• Exercise: All lines featuring the string "natural" are to be listed.

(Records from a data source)
========================================================================

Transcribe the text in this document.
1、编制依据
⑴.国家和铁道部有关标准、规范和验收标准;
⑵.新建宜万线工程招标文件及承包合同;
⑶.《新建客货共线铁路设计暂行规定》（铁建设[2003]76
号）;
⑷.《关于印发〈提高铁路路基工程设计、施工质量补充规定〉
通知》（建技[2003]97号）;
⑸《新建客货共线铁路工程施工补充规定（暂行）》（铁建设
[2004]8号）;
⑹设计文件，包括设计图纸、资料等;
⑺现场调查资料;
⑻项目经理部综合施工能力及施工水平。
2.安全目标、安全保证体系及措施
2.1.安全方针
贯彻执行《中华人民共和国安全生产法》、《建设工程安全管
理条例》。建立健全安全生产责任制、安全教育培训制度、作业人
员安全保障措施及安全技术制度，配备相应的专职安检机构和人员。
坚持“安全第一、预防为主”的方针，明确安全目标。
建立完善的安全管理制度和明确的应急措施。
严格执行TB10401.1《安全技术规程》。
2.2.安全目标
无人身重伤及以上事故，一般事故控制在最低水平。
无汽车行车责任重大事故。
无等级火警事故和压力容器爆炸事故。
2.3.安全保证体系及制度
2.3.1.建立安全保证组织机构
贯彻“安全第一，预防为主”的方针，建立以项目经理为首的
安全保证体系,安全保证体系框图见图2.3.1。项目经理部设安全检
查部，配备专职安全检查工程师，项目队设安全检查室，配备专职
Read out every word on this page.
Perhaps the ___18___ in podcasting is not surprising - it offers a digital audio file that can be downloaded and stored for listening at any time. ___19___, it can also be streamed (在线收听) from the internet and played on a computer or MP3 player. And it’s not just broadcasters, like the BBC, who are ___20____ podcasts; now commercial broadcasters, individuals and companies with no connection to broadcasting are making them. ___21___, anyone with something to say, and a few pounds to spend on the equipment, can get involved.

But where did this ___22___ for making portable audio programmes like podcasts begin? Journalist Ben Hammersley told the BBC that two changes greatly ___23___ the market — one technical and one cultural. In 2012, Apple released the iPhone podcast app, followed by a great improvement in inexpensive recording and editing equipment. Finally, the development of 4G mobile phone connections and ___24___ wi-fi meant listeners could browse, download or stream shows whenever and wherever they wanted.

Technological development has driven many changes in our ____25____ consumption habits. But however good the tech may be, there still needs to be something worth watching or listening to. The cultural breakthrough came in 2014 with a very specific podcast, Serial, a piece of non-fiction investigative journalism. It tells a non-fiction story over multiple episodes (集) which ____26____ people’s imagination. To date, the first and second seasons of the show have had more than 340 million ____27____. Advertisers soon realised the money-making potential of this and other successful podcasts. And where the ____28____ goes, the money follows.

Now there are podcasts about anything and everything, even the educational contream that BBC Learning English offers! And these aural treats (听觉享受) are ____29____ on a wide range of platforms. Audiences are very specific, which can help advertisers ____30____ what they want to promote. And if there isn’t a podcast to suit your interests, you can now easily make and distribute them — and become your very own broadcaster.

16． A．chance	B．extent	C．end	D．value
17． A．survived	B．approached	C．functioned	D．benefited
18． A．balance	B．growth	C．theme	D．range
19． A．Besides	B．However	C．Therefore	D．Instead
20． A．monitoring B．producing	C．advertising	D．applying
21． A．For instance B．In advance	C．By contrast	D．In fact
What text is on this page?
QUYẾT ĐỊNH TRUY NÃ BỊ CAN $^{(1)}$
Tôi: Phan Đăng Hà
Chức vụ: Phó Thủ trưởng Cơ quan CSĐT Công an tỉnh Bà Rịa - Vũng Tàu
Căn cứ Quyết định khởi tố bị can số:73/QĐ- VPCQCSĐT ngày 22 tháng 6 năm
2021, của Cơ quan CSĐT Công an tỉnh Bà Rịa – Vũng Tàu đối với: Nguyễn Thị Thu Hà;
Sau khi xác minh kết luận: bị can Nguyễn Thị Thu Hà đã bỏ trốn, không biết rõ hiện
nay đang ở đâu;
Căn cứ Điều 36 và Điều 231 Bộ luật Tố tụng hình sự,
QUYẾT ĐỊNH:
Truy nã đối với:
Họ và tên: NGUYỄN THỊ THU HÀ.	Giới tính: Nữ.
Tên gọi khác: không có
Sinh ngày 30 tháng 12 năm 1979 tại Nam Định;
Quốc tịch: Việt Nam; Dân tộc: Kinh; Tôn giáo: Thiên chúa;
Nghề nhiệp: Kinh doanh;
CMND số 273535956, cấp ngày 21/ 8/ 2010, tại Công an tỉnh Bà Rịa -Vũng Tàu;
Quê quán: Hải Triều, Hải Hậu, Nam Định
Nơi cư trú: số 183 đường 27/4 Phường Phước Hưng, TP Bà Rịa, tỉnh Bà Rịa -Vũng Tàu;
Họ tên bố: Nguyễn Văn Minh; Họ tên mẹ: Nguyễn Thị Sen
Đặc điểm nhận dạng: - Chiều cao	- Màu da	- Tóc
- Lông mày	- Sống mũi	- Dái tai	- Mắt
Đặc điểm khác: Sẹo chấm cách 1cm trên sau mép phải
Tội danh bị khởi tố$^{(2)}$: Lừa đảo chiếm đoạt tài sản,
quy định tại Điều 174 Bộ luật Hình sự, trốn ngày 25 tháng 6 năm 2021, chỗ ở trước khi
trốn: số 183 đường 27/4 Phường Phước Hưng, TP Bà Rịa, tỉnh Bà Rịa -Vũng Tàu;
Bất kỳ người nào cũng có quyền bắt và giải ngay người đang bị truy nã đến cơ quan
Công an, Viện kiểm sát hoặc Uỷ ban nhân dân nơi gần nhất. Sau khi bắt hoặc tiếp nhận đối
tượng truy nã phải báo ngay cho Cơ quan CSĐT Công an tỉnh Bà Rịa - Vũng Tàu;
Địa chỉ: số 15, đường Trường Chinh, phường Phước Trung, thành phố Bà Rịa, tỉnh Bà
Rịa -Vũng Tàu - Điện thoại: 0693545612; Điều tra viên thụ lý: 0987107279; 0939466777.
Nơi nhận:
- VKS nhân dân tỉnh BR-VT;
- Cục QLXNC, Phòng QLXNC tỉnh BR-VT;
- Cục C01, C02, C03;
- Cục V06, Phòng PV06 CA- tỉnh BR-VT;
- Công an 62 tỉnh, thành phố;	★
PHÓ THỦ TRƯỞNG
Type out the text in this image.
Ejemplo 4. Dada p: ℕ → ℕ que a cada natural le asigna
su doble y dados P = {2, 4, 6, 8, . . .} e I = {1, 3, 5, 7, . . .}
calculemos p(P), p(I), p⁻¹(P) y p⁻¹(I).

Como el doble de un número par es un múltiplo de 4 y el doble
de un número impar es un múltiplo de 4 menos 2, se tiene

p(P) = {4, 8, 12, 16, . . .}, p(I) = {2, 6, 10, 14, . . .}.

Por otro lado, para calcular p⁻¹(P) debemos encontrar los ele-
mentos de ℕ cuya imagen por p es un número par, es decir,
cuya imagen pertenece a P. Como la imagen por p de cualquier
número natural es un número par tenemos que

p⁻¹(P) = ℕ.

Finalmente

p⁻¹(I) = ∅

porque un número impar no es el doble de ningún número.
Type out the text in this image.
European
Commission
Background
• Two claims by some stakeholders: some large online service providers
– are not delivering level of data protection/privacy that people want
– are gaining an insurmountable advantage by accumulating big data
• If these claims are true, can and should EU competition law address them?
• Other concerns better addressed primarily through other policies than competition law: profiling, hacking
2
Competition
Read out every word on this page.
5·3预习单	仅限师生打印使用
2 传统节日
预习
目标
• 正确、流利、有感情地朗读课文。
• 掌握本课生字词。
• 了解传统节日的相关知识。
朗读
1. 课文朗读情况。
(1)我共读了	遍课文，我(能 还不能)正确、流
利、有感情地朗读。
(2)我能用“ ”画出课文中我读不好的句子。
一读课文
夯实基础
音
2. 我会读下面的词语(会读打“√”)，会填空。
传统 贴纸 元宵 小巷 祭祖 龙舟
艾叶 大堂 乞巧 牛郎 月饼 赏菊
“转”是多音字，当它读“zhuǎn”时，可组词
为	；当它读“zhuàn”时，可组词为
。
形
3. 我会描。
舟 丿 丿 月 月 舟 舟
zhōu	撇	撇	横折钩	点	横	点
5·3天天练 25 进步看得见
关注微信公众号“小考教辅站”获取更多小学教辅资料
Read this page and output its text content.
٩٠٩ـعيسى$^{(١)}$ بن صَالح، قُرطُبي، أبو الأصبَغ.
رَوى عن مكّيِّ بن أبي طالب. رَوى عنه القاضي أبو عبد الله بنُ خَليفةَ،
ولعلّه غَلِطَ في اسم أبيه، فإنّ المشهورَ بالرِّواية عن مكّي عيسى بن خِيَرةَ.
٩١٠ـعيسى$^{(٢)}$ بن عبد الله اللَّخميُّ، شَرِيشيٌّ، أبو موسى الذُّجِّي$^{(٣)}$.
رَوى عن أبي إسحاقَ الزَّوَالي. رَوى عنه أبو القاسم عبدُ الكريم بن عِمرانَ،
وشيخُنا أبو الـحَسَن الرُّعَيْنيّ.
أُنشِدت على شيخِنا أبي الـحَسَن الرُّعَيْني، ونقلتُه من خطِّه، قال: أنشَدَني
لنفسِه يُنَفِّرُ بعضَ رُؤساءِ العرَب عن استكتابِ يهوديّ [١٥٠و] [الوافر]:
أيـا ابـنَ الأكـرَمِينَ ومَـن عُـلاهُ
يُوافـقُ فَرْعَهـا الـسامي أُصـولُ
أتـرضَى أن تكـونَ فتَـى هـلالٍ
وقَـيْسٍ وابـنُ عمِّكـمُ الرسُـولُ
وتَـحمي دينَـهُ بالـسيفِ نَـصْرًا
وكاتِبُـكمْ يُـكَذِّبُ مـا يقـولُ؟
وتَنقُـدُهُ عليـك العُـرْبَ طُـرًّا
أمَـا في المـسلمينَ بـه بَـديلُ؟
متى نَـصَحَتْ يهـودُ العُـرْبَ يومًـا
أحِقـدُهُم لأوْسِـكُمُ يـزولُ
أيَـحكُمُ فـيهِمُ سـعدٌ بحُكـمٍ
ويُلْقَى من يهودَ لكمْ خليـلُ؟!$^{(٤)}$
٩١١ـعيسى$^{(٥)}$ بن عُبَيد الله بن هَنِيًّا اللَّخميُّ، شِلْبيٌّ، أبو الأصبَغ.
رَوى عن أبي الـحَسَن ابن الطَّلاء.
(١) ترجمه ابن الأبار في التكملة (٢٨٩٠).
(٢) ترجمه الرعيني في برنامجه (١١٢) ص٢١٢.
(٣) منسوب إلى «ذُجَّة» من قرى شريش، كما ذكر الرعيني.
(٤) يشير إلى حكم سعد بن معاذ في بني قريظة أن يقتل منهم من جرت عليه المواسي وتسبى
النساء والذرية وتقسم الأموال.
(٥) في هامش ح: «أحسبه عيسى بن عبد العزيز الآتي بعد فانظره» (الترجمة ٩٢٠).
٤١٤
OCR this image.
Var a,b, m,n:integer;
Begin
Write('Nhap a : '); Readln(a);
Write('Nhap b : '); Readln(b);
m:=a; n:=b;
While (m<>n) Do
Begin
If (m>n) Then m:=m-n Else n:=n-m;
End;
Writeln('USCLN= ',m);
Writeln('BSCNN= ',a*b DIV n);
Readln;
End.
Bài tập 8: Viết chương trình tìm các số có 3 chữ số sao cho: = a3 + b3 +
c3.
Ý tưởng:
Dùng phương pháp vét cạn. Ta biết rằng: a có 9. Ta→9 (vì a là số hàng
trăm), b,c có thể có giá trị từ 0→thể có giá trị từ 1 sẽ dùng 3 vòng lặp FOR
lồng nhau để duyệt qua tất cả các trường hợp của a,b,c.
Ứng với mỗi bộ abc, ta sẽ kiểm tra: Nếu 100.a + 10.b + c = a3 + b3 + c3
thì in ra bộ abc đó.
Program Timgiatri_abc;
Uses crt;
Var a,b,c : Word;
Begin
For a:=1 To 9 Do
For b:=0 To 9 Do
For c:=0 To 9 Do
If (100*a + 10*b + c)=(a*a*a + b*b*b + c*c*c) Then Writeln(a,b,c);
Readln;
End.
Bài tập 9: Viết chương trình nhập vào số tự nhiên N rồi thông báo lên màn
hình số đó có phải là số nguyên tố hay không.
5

========================================================================

• Response:
Ejemplo 4. Dada p: ℕ → ℕ que a cada natural le asigna
número natural es un número par tenemos que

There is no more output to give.